▶ [INPUT RECORDS]
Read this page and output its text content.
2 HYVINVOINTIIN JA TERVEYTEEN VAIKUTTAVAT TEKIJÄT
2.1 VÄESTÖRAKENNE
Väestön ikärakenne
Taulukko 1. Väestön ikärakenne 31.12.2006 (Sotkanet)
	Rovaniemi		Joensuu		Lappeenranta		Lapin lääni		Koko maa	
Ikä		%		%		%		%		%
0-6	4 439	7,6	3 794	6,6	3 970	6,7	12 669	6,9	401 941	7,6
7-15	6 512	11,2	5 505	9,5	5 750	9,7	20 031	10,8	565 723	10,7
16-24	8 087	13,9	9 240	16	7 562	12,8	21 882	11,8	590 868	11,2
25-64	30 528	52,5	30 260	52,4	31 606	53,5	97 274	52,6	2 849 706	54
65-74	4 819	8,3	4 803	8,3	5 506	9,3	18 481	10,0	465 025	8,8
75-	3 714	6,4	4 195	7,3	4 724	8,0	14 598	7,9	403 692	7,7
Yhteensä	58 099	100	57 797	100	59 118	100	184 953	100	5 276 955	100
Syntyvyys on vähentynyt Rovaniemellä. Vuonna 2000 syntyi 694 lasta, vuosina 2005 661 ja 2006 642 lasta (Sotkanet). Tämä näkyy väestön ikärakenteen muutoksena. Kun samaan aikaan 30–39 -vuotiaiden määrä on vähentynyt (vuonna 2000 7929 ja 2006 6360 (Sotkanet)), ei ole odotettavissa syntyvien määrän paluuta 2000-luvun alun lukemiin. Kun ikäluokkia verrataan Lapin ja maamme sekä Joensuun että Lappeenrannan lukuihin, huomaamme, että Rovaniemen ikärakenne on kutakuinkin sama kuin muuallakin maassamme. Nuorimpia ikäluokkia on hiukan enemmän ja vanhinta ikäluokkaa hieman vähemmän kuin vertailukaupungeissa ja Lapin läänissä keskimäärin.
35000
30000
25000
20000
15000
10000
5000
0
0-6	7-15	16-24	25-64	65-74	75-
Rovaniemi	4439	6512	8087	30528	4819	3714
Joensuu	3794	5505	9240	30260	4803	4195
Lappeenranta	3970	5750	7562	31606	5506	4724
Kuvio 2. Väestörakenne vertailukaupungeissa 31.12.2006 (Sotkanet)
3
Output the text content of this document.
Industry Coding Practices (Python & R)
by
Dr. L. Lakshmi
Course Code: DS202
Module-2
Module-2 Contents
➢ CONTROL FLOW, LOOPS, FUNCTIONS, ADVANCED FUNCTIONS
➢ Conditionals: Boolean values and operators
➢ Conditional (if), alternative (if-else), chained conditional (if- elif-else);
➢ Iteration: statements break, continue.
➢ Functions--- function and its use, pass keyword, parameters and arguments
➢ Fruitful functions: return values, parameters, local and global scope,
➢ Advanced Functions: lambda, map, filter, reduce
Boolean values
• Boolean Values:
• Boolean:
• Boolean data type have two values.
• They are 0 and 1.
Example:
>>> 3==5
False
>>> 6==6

▶ [WRITTEN EXERCISE] Retype the records that precede this task, keeping them exactly the same.

▶ [OUTPUT OF THE EXERCISE]
Read this page and output its text content.
2 HYVINVOINTIIN JA TERVEYTEEN VAIKUTTAVAT TEKIJÄT
2.1 VÄESTÖRAKENNE
Väestön ikärakenne
Taulukko 1. Väestön ikärakenne 31.12.2006 (Sotkanet)
	Rovaniemi		Joensuu		Lappeenranta		Lapin lääni		Koko maa	
Ikä		%		%		%		%		%
0-6	4 439	7,6	3 794	6,6	3 970	6,7	12 669	6,9	401 941	7,6
7-15	6 512	11,2	5 505	9,5	5 750	9,7	20 031	10,8	565 723	10,7
16-24	8 087	13,9	9 240	16	7 562	12,8	21 882	11,8	590 868	11,2
25-64	30 528	52,5	30 260	52,4	31 606	53,5	97 274	52,6	2 849 706	54
65-74	4 819	8,3	4 803	8,3	5 506	9,3	18 481	10,0	465 025	8,8
75-	3 714	6,4	4 195	7,3	4 724	8,0	14 598	7,9	403 692	7,7
Yhteensä	58 099	100	57 797	100	59 118	100	184 953	100	5 276 955	100
Syntyvyys on vähentynyt Rovaniemellä. Vuonna 2000 syntyi 694 lasta, vuosina 2005 661 ja 2006 642 lasta (Sotkanet). Tämä näkyy väestön ikärakenteen muutoksena. Kun samaan aikaan 30–39 -vuotiaiden määrä on vähentynyt (vuonna 2000 7929 ja 2006 6360 (Sotkanet)), ei ole odotettavissa syntyvien määrän paluuta 2000-luvun alun lukemiin. Kun ikäluokkia verrataan Lapin ja maamme sekä Joensuun että Lappeenrannan lukuihin, huomaamme, että Rovaniemen ikärakenne on kutakuinkin sama kuin muuallakin maassamme. Nuorimpia ikäluokkia on hiukan enemmän ja vanhinta ikäluokkaa hieman vähemmän kuin vertailukaupungeissa ja Lapin läänissä keskimäärin.
35000
30000
25000
20000
15000
10000
5000
0
0-6	7-15	16-24	25-64	65-74	75-
Rovaniemi	4439	6512	8087	30528	4819	3714
Joensuu	3794	5505	9240	30260	4803	4195
Lappeenranta	3970	5750	7562	31606	5506	4724
Kuvio 2. Väestörakenne vertailukaupungeissa 31.12.2006 (Sotkanet)
3
Output the text content of this document.
Industry Coding Practices (Python & R)
by
Dr. L. Lakshmi
Course Code: DS202
Module-2
Module-2 Contents
➢ CONTROL FLOW, LOOPS, FUNCTIONS, ADVANCED FUNCTIONS
➢ Conditionals: Boolean values and operators
➢ Conditional (if), alternative (if-else), chained conditional (if- elif-else);
➢ Iteration: statements break, continue.
➢ Functions--- function and its use, pass keyword, parameters and arguments
➢ Fruitful functions: return values, parameters, local and global scope,
➢ Advanced Functions: lambda, map, filter, reduce
Boolean values
• Boolean Values:
• Boolean:
• Boolean data type have two values.
• They are 0 and 1.
Example:
>>> 3==5
False
>>> 6==6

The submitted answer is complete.